__STATED GOAL__:
For this exercise, copy out each line of the material below that includes "الماء".

__MATERIAL PROVIDED__:
■ ■ ■

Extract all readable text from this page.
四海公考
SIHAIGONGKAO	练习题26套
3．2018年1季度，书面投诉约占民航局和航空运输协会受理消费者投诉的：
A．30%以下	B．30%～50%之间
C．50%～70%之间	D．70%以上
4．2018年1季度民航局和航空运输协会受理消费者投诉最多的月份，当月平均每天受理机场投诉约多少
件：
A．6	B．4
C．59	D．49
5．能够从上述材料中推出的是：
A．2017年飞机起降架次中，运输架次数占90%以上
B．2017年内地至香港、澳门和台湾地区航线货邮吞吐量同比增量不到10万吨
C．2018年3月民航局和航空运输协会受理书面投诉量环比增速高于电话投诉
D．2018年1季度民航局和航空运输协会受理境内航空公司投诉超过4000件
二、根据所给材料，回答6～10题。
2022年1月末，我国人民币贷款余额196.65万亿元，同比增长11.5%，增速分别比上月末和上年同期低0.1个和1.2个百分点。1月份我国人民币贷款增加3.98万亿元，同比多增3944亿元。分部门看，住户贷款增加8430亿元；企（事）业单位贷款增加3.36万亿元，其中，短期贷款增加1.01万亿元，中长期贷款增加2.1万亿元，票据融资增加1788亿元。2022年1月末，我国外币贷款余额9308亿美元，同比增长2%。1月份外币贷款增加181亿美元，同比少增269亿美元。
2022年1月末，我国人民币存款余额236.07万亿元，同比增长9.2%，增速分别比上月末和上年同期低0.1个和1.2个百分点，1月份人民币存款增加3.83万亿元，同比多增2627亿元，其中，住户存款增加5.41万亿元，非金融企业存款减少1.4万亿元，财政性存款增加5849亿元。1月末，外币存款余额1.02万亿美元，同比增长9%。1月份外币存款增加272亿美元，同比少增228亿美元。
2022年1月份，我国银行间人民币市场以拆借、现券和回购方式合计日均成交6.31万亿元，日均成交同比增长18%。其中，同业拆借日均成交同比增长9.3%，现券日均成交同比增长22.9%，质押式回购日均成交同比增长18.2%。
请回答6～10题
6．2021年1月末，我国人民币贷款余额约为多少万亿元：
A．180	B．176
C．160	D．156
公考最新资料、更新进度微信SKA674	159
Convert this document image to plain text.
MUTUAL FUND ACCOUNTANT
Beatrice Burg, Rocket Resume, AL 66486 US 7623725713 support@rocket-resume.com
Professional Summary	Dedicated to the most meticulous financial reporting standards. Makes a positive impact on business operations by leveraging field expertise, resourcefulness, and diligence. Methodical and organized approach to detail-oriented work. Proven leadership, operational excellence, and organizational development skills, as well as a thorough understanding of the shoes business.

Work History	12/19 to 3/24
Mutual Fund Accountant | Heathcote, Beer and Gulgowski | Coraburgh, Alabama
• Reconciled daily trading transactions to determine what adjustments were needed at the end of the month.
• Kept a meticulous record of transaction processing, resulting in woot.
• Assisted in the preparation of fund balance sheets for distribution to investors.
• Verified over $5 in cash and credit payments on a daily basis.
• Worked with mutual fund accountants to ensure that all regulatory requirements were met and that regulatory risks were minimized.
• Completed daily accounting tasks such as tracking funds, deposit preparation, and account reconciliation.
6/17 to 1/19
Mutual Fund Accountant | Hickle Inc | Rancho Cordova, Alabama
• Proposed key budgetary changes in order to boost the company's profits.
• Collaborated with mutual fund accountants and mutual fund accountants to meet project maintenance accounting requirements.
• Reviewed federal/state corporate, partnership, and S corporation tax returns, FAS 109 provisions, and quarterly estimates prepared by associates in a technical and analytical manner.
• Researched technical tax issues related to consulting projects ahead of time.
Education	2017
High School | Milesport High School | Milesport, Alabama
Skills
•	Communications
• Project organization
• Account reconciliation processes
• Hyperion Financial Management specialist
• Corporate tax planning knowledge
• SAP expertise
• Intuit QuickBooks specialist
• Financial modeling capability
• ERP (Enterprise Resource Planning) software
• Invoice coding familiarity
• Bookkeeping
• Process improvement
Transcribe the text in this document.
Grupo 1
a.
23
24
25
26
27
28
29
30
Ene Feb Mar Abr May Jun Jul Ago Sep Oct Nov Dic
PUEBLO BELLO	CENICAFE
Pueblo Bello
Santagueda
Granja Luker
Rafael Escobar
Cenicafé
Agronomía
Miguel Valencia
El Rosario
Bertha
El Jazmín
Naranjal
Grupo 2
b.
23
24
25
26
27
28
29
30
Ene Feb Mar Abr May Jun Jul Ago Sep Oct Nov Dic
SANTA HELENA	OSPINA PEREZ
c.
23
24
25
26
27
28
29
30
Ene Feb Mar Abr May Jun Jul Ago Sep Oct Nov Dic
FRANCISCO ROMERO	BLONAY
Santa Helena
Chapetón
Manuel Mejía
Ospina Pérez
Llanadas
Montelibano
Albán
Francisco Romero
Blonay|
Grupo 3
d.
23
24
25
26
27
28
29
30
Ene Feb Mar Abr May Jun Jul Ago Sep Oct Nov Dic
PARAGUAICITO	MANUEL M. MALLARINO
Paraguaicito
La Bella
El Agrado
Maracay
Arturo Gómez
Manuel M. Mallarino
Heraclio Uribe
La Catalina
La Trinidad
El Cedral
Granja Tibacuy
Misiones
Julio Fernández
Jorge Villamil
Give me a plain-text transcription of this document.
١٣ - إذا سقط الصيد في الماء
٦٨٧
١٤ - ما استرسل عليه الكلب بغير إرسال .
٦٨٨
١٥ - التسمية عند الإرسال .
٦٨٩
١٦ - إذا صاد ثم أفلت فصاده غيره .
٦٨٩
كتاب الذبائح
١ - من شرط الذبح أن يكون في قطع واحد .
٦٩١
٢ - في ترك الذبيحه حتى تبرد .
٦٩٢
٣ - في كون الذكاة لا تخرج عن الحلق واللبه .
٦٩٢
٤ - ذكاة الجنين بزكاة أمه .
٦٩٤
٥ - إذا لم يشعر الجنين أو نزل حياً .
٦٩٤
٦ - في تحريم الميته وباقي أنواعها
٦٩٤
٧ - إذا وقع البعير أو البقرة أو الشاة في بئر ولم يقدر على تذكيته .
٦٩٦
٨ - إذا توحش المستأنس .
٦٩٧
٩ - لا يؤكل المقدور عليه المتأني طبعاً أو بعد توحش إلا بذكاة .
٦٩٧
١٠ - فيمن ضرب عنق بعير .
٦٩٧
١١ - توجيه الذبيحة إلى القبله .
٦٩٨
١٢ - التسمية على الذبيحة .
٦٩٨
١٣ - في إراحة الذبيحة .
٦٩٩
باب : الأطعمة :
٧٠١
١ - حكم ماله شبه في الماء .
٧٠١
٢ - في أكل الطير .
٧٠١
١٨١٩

■ ■ ■

__RESPONSE__:
١٣ - إذا سقط الصيد في الماء
١ - حكم ماله شبه في الماء .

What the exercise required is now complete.